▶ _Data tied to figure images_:
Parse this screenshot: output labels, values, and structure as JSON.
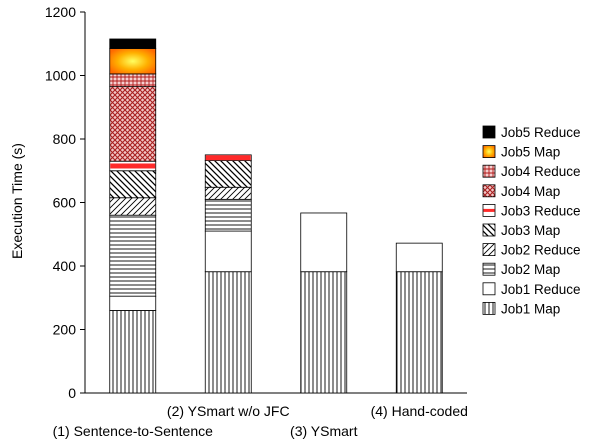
{
  "chart_data": {
    "type": "bar",
    "stacked": true,
    "title": "",
    "xlabel": "",
    "ylabel": "Execution Time (s)",
    "ylim": [
      0,
      1200
    ],
    "yticks": [
      0,
      200,
      400,
      600,
      800,
      1000,
      1200
    ],
    "grid": false,
    "legend_position": "right",
    "categories": [
      "(1) Sentence-to-Sentence",
      "(2) YSmart w/o JFC",
      "(3) YSmart",
      "(4) Hand-coded"
    ],
    "series": [
      {
        "name": "Job1 Map",
        "pattern": "vertical",
        "values": [
          260,
          382,
          382,
          382
        ]
      },
      {
        "name": "Job1 Reduce",
        "pattern": "white",
        "values": [
          45,
          128,
          185,
          90
        ]
      },
      {
        "name": "Job2 Map",
        "pattern": "horizontal",
        "values": [
          255,
          100,
          0,
          0
        ]
      },
      {
        "name": "Job2 Reduce",
        "pattern": "diagonal",
        "values": [
          55,
          38,
          0,
          0
        ]
      },
      {
        "name": "Job3 Map",
        "pattern": "backslash",
        "values": [
          85,
          84,
          0,
          0
        ]
      },
      {
        "name": "Job3 Reduce",
        "pattern": "redline",
        "values": [
          30,
          18,
          0,
          0
        ]
      },
      {
        "name": "Job4 Map",
        "pattern": "crosshatch",
        "values": [
          235,
          0,
          0,
          0
        ]
      },
      {
        "name": "Job4 Reduce",
        "pattern": "grid",
        "values": [
          40,
          0,
          0,
          0
        ]
      },
      {
        "name": "Job5 Map",
        "pattern": "gradient",
        "values": [
          80,
          0,
          0,
          0
        ]
      },
      {
        "name": "Job5 Reduce",
        "pattern": "black",
        "values": [
          30,
          0,
          0,
          0
        ]
      }
    ]
  }
}
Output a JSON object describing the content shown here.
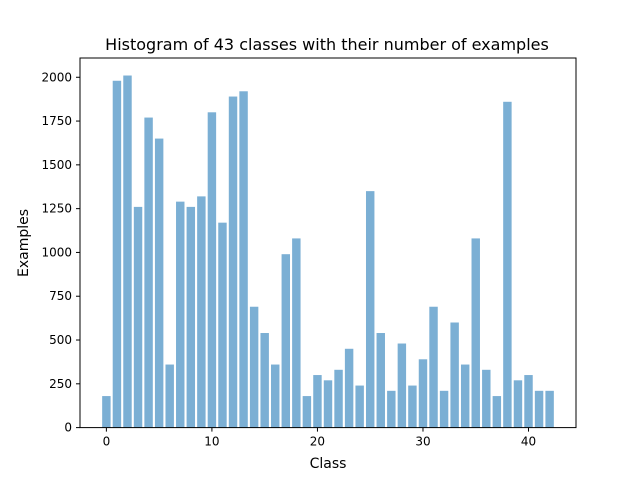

▶ _EXERCISE INSTRUCTIONS_: Pick out the lines above containing the word "pattern", then copy them.

▶ _FINISHED ANSWER_:
        "pattern": "vertical",
        "pattern": "white",
        "pattern": "horizontal",
        "pattern": "diagonal",
        "pattern": "backslash",
        "pattern": "redline",
        "pattern": "crosshatch",
        "pattern": "grid",
        "pattern": "gradient",
        "pattern": "black",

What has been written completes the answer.